▸ Exercise description: Lines holding the string "Celsius" are the ones to copy from this listing.

*** Dataset records

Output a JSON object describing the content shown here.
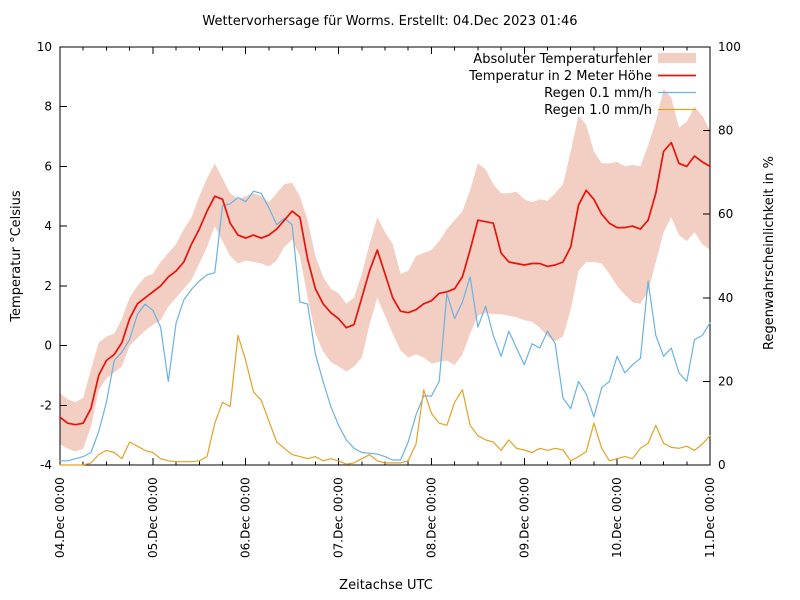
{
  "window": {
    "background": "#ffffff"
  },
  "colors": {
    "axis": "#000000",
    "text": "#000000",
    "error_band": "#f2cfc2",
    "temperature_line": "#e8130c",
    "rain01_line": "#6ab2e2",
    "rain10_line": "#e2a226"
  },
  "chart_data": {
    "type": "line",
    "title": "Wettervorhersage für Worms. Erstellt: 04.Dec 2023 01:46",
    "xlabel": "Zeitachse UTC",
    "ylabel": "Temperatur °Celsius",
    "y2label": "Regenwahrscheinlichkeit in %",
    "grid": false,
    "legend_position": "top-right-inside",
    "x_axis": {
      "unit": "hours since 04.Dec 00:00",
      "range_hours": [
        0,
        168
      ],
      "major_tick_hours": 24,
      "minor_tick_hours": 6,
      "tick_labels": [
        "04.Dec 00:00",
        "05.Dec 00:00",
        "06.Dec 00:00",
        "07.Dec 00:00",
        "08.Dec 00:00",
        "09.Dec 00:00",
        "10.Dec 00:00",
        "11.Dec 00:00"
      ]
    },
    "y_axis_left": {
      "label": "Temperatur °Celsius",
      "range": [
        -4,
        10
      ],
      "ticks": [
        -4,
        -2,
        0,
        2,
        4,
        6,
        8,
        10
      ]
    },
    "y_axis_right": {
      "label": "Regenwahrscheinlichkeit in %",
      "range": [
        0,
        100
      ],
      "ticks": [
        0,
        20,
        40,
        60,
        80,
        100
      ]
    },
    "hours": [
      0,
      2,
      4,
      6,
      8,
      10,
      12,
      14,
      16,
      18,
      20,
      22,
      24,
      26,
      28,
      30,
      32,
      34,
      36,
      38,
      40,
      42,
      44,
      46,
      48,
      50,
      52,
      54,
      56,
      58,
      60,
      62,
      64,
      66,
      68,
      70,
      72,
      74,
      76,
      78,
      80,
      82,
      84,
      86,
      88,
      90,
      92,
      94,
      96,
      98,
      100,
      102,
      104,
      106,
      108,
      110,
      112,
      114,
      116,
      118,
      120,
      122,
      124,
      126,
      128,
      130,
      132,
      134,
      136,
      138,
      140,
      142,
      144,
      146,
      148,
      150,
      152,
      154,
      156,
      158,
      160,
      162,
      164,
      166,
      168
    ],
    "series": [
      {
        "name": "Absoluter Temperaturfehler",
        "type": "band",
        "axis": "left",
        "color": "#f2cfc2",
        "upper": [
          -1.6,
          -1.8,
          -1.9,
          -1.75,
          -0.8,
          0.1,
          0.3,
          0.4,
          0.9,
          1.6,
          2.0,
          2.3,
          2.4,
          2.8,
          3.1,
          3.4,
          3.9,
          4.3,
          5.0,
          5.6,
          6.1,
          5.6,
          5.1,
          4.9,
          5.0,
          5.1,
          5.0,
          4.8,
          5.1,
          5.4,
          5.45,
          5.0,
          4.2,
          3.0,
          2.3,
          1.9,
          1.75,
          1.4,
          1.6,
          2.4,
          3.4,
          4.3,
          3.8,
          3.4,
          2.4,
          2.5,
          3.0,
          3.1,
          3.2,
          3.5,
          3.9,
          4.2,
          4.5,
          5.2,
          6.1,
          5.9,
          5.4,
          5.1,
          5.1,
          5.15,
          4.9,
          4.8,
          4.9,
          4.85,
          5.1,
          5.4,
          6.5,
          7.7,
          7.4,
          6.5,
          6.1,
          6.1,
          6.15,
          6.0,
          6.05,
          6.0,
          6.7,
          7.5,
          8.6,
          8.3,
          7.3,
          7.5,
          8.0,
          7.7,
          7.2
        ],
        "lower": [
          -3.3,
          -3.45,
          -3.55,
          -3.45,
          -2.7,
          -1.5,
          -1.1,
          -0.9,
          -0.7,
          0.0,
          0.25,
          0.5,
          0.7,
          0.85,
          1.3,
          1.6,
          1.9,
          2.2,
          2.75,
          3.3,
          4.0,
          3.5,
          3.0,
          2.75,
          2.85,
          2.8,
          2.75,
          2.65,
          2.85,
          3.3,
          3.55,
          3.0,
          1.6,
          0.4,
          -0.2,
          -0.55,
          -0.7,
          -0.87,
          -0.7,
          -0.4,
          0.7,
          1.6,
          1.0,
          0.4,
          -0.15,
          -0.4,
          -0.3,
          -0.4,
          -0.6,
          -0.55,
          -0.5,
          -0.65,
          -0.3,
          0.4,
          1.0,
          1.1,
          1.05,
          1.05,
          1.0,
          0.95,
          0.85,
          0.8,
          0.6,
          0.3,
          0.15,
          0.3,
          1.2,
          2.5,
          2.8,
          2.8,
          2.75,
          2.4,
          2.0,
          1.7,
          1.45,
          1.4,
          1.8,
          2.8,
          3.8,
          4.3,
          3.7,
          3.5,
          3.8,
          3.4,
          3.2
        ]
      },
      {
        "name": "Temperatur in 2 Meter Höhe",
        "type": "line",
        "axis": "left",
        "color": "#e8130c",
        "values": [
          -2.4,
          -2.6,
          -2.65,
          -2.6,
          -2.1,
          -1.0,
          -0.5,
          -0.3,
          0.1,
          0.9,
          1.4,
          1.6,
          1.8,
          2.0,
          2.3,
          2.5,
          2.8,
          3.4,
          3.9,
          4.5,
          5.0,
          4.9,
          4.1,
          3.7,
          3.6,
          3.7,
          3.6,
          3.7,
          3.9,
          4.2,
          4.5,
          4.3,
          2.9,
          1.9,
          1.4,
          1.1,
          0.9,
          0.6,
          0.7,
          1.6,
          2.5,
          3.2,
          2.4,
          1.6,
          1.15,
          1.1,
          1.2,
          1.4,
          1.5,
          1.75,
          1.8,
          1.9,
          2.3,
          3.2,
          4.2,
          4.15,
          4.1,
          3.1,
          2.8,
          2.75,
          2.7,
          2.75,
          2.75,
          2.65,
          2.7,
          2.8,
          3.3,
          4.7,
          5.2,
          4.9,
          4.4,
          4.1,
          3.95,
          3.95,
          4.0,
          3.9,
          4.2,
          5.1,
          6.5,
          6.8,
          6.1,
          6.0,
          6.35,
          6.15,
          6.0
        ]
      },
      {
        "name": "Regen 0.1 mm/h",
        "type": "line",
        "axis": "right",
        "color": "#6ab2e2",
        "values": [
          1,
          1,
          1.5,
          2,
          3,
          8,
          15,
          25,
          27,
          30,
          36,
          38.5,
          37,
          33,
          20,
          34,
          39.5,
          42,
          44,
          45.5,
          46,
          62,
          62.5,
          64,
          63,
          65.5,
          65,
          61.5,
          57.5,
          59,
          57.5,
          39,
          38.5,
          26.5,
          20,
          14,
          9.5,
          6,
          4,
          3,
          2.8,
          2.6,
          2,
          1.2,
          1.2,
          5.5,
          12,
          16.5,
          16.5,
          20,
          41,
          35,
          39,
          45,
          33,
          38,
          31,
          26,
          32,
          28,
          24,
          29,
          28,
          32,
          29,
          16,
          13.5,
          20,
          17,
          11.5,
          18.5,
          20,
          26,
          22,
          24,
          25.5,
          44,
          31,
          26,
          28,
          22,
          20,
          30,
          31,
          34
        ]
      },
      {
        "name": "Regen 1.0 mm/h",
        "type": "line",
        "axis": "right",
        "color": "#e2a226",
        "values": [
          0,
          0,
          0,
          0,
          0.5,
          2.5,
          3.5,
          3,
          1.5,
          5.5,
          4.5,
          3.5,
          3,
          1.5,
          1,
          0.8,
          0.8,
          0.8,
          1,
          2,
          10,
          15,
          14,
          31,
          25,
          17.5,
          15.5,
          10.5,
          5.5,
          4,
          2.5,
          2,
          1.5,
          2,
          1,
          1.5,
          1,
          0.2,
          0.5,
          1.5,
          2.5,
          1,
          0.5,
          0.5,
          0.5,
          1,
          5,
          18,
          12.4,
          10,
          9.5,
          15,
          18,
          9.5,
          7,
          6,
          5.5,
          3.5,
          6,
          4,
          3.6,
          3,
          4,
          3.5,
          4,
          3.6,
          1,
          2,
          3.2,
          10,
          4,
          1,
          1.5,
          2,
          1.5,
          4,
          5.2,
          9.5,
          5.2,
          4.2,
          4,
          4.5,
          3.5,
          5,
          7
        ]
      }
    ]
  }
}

******

▸ Output below:
    "ylabel": "Temperatur °Celsius",
      "label": "Temperatur °Celsius",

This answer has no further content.